**PROMPT**
Collect every line of the records below that contains the word "mortality".

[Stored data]
-------------------------

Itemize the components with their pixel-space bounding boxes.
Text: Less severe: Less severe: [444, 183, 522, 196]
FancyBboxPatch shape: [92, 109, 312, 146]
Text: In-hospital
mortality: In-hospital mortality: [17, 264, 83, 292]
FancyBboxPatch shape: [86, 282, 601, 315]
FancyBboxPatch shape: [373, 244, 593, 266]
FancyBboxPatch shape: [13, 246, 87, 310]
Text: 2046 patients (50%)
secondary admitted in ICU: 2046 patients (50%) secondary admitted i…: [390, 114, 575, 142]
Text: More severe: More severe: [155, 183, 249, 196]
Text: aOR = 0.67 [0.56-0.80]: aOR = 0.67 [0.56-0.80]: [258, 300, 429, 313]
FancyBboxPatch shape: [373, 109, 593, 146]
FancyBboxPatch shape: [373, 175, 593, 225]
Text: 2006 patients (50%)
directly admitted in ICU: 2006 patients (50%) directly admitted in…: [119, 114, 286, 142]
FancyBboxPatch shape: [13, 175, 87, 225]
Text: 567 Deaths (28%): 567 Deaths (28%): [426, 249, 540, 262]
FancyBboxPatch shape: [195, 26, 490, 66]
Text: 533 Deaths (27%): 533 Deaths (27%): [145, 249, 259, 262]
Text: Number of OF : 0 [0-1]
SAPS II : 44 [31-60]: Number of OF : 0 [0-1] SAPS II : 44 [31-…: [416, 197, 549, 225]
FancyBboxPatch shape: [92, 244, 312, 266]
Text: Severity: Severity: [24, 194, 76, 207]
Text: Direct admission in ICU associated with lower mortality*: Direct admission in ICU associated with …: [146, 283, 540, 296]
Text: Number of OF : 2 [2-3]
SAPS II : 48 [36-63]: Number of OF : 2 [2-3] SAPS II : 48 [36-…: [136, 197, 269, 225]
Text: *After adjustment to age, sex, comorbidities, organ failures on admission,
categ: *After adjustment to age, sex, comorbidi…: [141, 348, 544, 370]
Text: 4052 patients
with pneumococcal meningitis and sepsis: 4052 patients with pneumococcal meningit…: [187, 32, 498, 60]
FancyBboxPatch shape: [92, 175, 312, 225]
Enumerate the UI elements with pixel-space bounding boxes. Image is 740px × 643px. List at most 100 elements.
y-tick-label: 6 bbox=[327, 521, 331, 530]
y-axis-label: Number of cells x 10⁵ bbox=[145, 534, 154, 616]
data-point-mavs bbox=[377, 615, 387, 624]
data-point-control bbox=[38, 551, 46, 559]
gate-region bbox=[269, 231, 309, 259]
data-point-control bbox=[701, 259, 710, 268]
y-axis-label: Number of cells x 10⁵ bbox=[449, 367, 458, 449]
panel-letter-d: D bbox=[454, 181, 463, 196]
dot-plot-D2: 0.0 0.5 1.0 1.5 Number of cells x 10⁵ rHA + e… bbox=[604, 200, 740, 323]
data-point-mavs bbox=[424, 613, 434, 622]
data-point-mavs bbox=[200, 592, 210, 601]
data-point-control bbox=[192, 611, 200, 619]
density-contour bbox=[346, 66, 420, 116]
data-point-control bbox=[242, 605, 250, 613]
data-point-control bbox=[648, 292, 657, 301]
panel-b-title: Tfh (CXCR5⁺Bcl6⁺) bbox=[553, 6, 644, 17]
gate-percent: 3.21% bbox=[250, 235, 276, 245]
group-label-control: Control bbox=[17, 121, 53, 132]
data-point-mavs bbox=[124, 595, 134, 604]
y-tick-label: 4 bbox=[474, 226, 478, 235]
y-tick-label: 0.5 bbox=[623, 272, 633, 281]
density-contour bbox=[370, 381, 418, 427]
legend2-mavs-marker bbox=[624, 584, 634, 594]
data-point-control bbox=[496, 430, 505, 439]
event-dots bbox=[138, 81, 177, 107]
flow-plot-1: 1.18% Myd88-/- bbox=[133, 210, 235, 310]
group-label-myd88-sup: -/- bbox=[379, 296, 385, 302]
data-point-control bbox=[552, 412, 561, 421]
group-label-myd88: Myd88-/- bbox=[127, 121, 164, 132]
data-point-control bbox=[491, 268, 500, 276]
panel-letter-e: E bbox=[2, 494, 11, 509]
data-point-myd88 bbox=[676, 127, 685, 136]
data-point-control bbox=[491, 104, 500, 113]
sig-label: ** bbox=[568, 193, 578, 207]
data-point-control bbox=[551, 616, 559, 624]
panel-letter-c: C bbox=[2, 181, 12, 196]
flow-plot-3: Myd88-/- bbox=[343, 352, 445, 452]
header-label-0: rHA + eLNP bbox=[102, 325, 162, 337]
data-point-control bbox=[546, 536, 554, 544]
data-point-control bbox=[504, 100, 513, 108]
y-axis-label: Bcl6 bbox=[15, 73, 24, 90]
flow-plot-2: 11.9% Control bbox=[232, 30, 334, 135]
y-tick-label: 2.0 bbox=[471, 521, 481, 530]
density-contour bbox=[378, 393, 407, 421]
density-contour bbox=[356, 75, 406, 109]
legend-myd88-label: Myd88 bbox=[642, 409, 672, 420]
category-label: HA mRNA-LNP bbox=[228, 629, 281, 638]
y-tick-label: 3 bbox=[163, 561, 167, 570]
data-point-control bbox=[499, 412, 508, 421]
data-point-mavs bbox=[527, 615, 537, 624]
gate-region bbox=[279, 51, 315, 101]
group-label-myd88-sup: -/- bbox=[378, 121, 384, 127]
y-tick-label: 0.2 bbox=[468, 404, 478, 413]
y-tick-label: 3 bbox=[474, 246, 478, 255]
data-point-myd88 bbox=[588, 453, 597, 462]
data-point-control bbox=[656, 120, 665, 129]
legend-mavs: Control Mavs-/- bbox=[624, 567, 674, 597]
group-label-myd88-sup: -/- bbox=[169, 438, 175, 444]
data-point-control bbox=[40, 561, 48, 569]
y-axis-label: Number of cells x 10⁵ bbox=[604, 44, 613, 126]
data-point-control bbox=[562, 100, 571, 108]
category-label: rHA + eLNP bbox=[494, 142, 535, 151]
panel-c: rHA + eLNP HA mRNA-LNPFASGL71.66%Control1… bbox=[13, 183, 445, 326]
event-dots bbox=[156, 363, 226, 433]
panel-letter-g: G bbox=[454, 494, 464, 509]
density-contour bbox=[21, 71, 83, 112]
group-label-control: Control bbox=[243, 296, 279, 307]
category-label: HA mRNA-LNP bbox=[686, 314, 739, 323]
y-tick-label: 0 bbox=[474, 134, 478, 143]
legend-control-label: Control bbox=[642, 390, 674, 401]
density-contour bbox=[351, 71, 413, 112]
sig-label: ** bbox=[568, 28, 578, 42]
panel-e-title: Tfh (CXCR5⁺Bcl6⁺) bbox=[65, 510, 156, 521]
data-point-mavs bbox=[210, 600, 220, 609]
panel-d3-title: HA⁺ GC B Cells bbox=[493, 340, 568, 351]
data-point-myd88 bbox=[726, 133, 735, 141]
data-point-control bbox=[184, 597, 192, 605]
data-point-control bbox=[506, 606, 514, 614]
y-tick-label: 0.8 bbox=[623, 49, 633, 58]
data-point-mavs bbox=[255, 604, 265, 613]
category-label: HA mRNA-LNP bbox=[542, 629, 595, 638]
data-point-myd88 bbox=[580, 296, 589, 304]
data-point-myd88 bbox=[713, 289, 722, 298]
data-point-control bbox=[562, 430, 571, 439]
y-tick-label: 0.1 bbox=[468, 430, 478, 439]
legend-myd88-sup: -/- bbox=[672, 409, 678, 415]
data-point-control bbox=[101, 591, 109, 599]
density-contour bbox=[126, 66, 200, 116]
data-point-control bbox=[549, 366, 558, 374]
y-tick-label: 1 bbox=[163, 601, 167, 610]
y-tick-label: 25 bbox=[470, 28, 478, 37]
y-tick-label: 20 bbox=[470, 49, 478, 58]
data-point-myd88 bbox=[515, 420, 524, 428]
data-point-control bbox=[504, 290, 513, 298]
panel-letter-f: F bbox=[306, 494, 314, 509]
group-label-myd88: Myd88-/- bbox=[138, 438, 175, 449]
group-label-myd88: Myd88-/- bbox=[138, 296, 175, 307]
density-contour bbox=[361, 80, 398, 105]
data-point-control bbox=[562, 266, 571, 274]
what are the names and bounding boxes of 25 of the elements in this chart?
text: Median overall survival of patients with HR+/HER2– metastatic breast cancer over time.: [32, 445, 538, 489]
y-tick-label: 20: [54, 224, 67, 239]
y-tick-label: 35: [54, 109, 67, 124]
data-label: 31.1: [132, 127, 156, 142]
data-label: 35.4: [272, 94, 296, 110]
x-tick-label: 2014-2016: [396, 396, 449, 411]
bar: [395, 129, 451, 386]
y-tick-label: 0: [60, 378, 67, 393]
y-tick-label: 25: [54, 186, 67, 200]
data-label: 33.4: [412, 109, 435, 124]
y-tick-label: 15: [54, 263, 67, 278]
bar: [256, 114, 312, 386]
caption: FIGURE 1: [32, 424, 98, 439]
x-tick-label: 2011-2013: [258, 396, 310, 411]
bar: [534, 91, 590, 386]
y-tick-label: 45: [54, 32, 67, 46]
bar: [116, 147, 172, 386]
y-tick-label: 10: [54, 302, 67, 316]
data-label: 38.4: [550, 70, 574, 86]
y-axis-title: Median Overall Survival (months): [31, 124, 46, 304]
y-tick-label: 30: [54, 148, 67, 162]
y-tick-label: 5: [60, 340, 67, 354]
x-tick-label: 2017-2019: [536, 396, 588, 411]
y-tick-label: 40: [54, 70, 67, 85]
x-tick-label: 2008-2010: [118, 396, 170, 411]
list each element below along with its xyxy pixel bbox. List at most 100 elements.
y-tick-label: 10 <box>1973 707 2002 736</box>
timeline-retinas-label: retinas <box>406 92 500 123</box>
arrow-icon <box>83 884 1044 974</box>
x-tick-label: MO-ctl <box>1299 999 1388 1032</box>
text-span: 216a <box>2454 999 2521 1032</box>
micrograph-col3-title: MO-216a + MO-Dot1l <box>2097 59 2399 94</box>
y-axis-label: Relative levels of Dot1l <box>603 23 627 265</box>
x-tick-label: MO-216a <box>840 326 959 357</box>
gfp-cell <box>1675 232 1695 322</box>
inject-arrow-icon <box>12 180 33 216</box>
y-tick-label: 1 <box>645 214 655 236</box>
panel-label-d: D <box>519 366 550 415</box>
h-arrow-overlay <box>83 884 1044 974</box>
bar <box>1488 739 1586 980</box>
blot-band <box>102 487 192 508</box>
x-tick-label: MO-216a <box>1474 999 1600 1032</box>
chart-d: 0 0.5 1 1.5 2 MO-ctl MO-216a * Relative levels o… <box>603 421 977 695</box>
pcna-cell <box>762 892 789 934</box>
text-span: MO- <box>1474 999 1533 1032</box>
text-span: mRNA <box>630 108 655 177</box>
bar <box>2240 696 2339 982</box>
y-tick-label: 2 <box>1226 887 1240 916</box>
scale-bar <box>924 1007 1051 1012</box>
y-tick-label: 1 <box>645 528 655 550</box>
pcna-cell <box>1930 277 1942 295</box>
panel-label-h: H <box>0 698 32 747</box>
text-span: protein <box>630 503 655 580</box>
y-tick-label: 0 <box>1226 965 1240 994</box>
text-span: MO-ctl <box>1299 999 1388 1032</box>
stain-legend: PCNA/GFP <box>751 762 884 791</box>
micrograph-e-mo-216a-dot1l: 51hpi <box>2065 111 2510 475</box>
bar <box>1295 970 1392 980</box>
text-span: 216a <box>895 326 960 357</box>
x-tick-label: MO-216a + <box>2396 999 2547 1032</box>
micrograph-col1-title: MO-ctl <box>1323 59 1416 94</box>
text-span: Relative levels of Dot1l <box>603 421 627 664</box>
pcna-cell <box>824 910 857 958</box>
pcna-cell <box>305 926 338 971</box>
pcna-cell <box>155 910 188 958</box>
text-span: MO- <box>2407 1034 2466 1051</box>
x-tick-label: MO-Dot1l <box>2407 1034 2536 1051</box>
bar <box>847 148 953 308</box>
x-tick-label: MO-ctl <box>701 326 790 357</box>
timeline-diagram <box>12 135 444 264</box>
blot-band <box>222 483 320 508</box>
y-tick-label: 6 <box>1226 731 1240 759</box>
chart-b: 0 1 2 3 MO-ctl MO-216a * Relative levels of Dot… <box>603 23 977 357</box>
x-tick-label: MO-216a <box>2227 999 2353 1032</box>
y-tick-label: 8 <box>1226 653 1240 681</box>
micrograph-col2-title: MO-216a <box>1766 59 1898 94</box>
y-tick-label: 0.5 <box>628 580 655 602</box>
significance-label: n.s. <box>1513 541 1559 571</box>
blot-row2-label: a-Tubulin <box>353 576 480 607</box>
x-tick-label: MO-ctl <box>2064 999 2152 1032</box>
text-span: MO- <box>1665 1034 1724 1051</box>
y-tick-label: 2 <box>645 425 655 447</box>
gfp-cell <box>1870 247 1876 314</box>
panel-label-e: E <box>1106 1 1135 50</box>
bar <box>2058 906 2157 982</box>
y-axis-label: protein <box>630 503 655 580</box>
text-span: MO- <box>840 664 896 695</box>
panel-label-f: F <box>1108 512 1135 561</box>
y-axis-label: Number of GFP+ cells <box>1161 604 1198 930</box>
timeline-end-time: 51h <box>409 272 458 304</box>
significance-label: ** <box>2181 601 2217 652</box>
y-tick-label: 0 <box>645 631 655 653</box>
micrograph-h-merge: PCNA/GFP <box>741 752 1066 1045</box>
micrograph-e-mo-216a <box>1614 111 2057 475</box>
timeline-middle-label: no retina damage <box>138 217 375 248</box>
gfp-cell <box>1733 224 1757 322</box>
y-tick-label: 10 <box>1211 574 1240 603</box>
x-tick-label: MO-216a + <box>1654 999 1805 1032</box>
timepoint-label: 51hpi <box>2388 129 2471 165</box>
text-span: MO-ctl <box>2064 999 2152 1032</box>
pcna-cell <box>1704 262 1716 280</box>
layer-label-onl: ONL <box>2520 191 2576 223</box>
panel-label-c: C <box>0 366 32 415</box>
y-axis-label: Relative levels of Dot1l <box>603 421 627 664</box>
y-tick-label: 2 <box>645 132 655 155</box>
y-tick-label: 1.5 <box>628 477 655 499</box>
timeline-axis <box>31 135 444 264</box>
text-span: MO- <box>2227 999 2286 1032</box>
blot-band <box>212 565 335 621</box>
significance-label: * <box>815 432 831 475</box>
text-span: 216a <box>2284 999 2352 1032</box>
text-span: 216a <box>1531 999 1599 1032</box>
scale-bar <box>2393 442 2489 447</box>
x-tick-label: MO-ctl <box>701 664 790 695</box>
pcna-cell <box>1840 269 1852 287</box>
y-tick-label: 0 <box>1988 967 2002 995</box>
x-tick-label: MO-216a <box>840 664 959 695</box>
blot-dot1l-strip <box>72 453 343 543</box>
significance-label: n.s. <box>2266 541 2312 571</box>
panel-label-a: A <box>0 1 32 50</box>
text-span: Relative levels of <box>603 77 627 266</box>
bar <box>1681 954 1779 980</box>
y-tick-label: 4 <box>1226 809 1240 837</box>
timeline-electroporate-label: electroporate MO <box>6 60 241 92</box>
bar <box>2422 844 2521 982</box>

-------------------------

**EXERCISE RESPONSE**
mortality: In-hospital mortality: [17, 264, 83, 292]
Text: Direct admission in ICU associated with lower mortality*: Direct admission in ICU associated with …: [146, 283, 540, 296]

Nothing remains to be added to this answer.